Write the listing below out again exactly, dropping the images.

* **Task input**:
* * *
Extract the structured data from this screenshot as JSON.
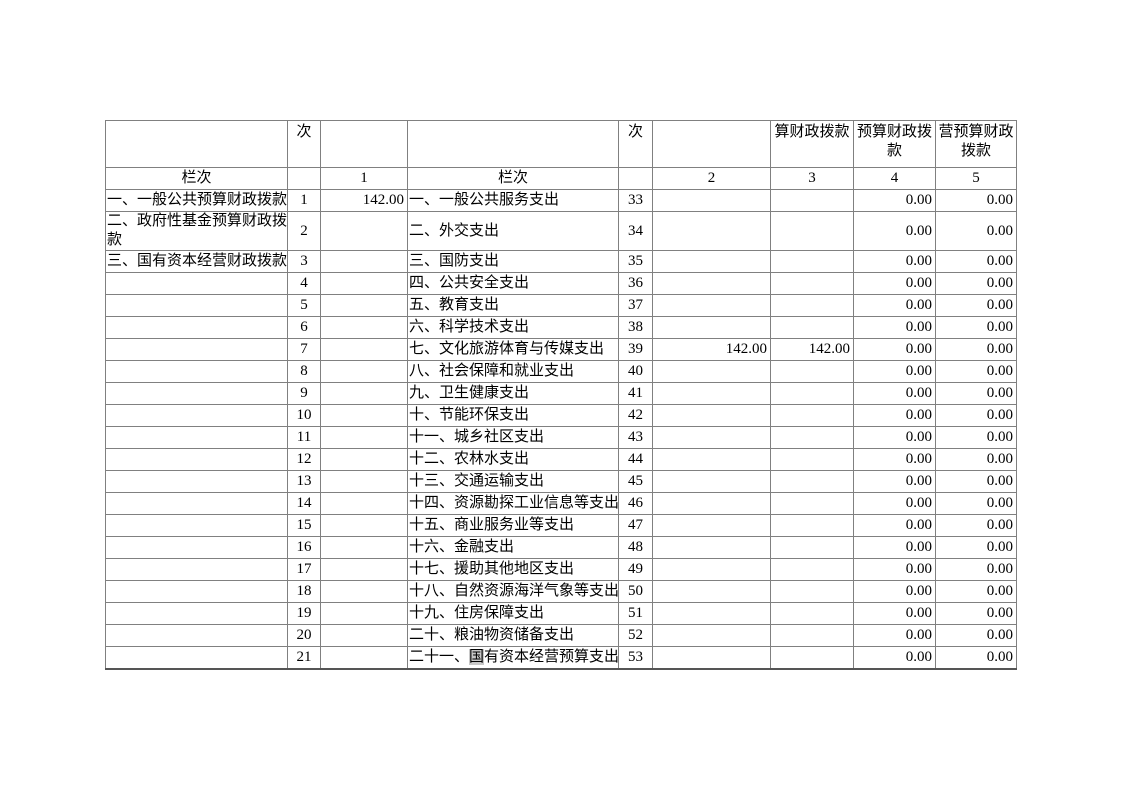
{
  "page": {
    "background": "#ffffff",
    "text_color": "#000000",
    "border_color": "#808080",
    "selection_highlight_color": "#c8c8c8"
  },
  "table": {
    "header_row1": [
      "",
      "次",
      "",
      "",
      "次",
      "",
      "算财政拨款",
      "预算财政拨\n款",
      "营预算财政\n拨款"
    ],
    "header_row2": [
      "栏次",
      "",
      "1",
      "栏次",
      "",
      "2",
      "3",
      "4",
      "5"
    ],
    "rows": [
      {
        "left_label": "一、一般公共预算财政拨款",
        "left_no": "1",
        "v1": "142.00",
        "right_label": "一、一般公共服务支出",
        "right_no": "33",
        "v2": "",
        "v3": "",
        "v4": "0.00",
        "v5": "0.00"
      },
      {
        "left_label": "二、政府性基金预算财政拨款",
        "left_no": "2",
        "v1": "",
        "right_label": "二、外交支出",
        "right_no": "34",
        "v2": "",
        "v3": "",
        "v4": "0.00",
        "v5": "0.00",
        "tall": true
      },
      {
        "left_label": "三、国有资本经营财政拨款",
        "left_no": "3",
        "v1": "",
        "right_label": "三、国防支出",
        "right_no": "35",
        "v2": "",
        "v3": "",
        "v4": "0.00",
        "v5": "0.00"
      },
      {
        "left_label": "",
        "left_no": "4",
        "v1": "",
        "right_label": "四、公共安全支出",
        "right_no": "36",
        "v2": "",
        "v3": "",
        "v4": "0.00",
        "v5": "0.00"
      },
      {
        "left_label": "",
        "left_no": "5",
        "v1": "",
        "right_label": "五、教育支出",
        "right_no": "37",
        "v2": "",
        "v3": "",
        "v4": "0.00",
        "v5": "0.00"
      },
      {
        "left_label": "",
        "left_no": "6",
        "v1": "",
        "right_label": "六、科学技术支出",
        "right_no": "38",
        "v2": "",
        "v3": "",
        "v4": "0.00",
        "v5": "0.00"
      },
      {
        "left_label": "",
        "left_no": "7",
        "v1": "",
        "right_label": "七、文化旅游体育与传媒支出",
        "right_no": "39",
        "v2": "142.00",
        "v3": "142.00",
        "v4": "0.00",
        "v5": "0.00"
      },
      {
        "left_label": "",
        "left_no": "8",
        "v1": "",
        "right_label": "八、社会保障和就业支出",
        "right_no": "40",
        "v2": "",
        "v3": "",
        "v4": "0.00",
        "v5": "0.00"
      },
      {
        "left_label": "",
        "left_no": "9",
        "v1": "",
        "right_label": "九、卫生健康支出",
        "right_no": "41",
        "v2": "",
        "v3": "",
        "v4": "0.00",
        "v5": "0.00"
      },
      {
        "left_label": "",
        "left_no": "10",
        "v1": "",
        "right_label": "十、节能环保支出",
        "right_no": "42",
        "v2": "",
        "v3": "",
        "v4": "0.00",
        "v5": "0.00"
      },
      {
        "left_label": "",
        "left_no": "11",
        "v1": "",
        "right_label": "十一、城乡社区支出",
        "right_no": "43",
        "v2": "",
        "v3": "",
        "v4": "0.00",
        "v5": "0.00"
      },
      {
        "left_label": "",
        "left_no": "12",
        "v1": "",
        "right_label": "十二、农林水支出",
        "right_no": "44",
        "v2": "",
        "v3": "",
        "v4": "0.00",
        "v5": "0.00"
      },
      {
        "left_label": "",
        "left_no": "13",
        "v1": "",
        "right_label": "十三、交通运输支出",
        "right_no": "45",
        "v2": "",
        "v3": "",
        "v4": "0.00",
        "v5": "0.00"
      },
      {
        "left_label": "",
        "left_no": "14",
        "v1": "",
        "right_label": "十四、资源勘探工业信息等支出",
        "right_no": "46",
        "v2": "",
        "v3": "",
        "v4": "0.00",
        "v5": "0.00"
      },
      {
        "left_label": "",
        "left_no": "15",
        "v1": "",
        "right_label": "十五、商业服务业等支出",
        "right_no": "47",
        "v2": "",
        "v3": "",
        "v4": "0.00",
        "v5": "0.00"
      },
      {
        "left_label": "",
        "left_no": "16",
        "v1": "",
        "right_label": "十六、金融支出",
        "right_no": "48",
        "v2": "",
        "v3": "",
        "v4": "0.00",
        "v5": "0.00"
      },
      {
        "left_label": "",
        "left_no": "17",
        "v1": "",
        "right_label": "十七、援助其他地区支出",
        "right_no": "49",
        "v2": "",
        "v3": "",
        "v4": "0.00",
        "v5": "0.00"
      },
      {
        "left_label": "",
        "left_no": "18",
        "v1": "",
        "right_label": "十八、自然资源海洋气象等支出",
        "right_no": "50",
        "v2": "",
        "v3": "",
        "v4": "0.00",
        "v5": "0.00"
      },
      {
        "left_label": "",
        "left_no": "19",
        "v1": "",
        "right_label": "十九、住房保障支出",
        "right_no": "51",
        "v2": "",
        "v3": "",
        "v4": "0.00",
        "v5": "0.00"
      },
      {
        "left_label": "",
        "left_no": "20",
        "v1": "",
        "right_label": "二十、粮油物资储备支出",
        "right_no": "52",
        "v2": "",
        "v3": "",
        "v4": "0.00",
        "v5": "0.00"
      },
      {
        "left_label": "",
        "left_no": "21",
        "v1": "",
        "right_label": "二十一、国有资本经营预算支出",
        "right_no": "53",
        "v2": "",
        "v3": "",
        "v4": "0.00",
        "v5": "0.00",
        "right_label_parts": {
          "pre": "二十一、",
          "hl": "国",
          "post": "有资本经营预算支出"
        }
      }
    ]
  }
}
* * *
* **Complete output**:
Extract the structured data from this screenshot as JSON.
{
  "page": {
    "background": "#ffffff",
    "text_color": "#000000",
    "border_color": "#808080",
    "selection_highlight_color": "#c8c8c8"
  },
  "table": {
    "header_row1": [
      "",
      "次",
      "",
      "",
      "次",
      "",
      "算财政拨款",
      "预算财政拨\n款",
      "营预算财政\n拨款"
    ],
    "header_row2": [
      "栏次",
      "",
      "1",
      "栏次",
      "",
      "2",
      "3",
      "4",
      "5"
    ],
    "rows": [
      {
        "left_label": "一、一般公共预算财政拨款",
        "left_no": "1",
        "v1": "142.00",
        "right_label": "一、一般公共服务支出",
        "right_no": "33",
        "v2": "",
        "v3": "",
        "v4": "0.00",
        "v5": "0.00"
      },
      {
        "left_label": "二、政府性基金预算财政拨款",
        "left_no": "2",
        "v1": "",
        "right_label": "二、外交支出",
        "right_no": "34",
        "v2": "",
        "v3": "",
        "v4": "0.00",
        "v5": "0.00",
        "tall": true
      },
      {
        "left_label": "三、国有资本经营财政拨款",
        "left_no": "3",
        "v1": "",
        "right_label": "三、国防支出",
        "right_no": "35",
        "v2": "",
        "v3": "",
        "v4": "0.00",
        "v5": "0.00"
      },
      {
        "left_label": "",
        "left_no": "4",
        "v1": "",
        "right_label": "四、公共安全支出",
        "right_no": "36",
        "v2": "",
        "v3": "",
        "v4": "0.00",
        "v5": "0.00"
      },
      {
        "left_label": "",
        "left_no": "5",
        "v1": "",
        "right_label": "五、教育支出",
        "right_no": "37",
        "v2": "",
        "v3": "",
        "v4": "0.00",
        "v5": "0.00"
      },
      {
        "left_label": "",
        "left_no": "6",
        "v1": "",
        "right_label": "六、科学技术支出",
        "right_no": "38",
        "v2": "",
        "v3": "",
        "v4": "0.00",
        "v5": "0.00"
      },
      {
        "left_label": "",
        "left_no": "7",
        "v1": "",
        "right_label": "七、文化旅游体育与传媒支出",
        "right_no": "39",
        "v2": "142.00",
        "v3": "142.00",
        "v4": "0.00",
        "v5": "0.00"
      },
      {
        "left_label": "",
        "left_no": "8",
        "v1": "",
        "right_label": "八、社会保障和就业支出",
        "right_no": "40",
        "v2": "",
        "v3": "",
        "v4": "0.00",
        "v5": "0.00"
      },
      {
        "left_label": "",
        "left_no": "9",
        "v1": "",
        "right_label": "九、卫生健康支出",
        "right_no": "41",
        "v2": "",
        "v3": "",
        "v4": "0.00",
        "v5": "0.00"
      },
      {
        "left_label": "",
        "left_no": "10",
        "v1": "",
        "right_label": "十、节能环保支出",
        "right_no": "42",
        "v2": "",
        "v3": "",
        "v4": "0.00",
        "v5": "0.00"
      },
      {
        "left_label": "",
        "left_no": "11",
        "v1": "",
        "right_label": "十一、城乡社区支出",
        "right_no": "43",
        "v2": "",
        "v3": "",
        "v4": "0.00",
        "v5": "0.00"
      },
      {
        "left_label": "",
        "left_no": "12",
        "v1": "",
        "right_label": "十二、农林水支出",
        "right_no": "44",
        "v2": "",
        "v3": "",
        "v4": "0.00",
        "v5": "0.00"
      },
      {
        "left_label": "",
        "left_no": "13",
        "v1": "",
        "right_label": "十三、交通运输支出",
        "right_no": "45",
        "v2": "",
        "v3": "",
        "v4": "0.00",
        "v5": "0.00"
      },
      {
        "left_label": "",
        "left_no": "14",
        "v1": "",
        "right_label": "十四、资源勘探工业信息等支出",
        "right_no": "46",
        "v2": "",
        "v3": "",
        "v4": "0.00",
        "v5": "0.00"
      },
      {
        "left_label": "",
        "left_no": "15",
        "v1": "",
        "right_label": "十五、商业服务业等支出",
        "right_no": "47",
        "v2": "",
        "v3": "",
        "v4": "0.00",
        "v5": "0.00"
      },
      {
        "left_label": "",
        "left_no": "16",
        "v1": "",
        "right_label": "十六、金融支出",
        "right_no": "48",
        "v2": "",
        "v3": "",
        "v4": "0.00",
        "v5": "0.00"
      },
      {
        "left_label": "",
        "left_no": "17",
        "v1": "",
        "right_label": "十七、援助其他地区支出",
        "right_no": "49",
        "v2": "",
        "v3": "",
        "v4": "0.00",
        "v5": "0.00"
      },
      {
        "left_label": "",
        "left_no": "18",
        "v1": "",
        "right_label": "十八、自然资源海洋气象等支出",
        "right_no": "50",
        "v2": "",
        "v3": "",
        "v4": "0.00",
        "v5": "0.00"
      },
      {
        "left_label": "",
        "left_no": "19",
        "v1": "",
        "right_label": "十九、住房保障支出",
        "right_no": "51",
        "v2": "",
        "v3": "",
        "v4": "0.00",
        "v5": "0.00"
      },
      {
        "left_label": "",
        "left_no": "20",
        "v1": "",
        "right_label": "二十、粮油物资储备支出",
        "right_no": "52",
        "v2": "",
        "v3": "",
        "v4": "0.00",
        "v5": "0.00"
      },
      {
        "left_label": "",
        "left_no": "21",
        "v1": "",
        "right_label": "二十一、国有资本经营预算支出",
        "right_no": "53",
        "v2": "",
        "v3": "",
        "v4": "0.00",
        "v5": "0.00",
        "right_label_parts": {
          "pre": "二十一、",
          "hl": "国",
          "post": "有资本经营预算支出"
        }
      }
    ]
  }
}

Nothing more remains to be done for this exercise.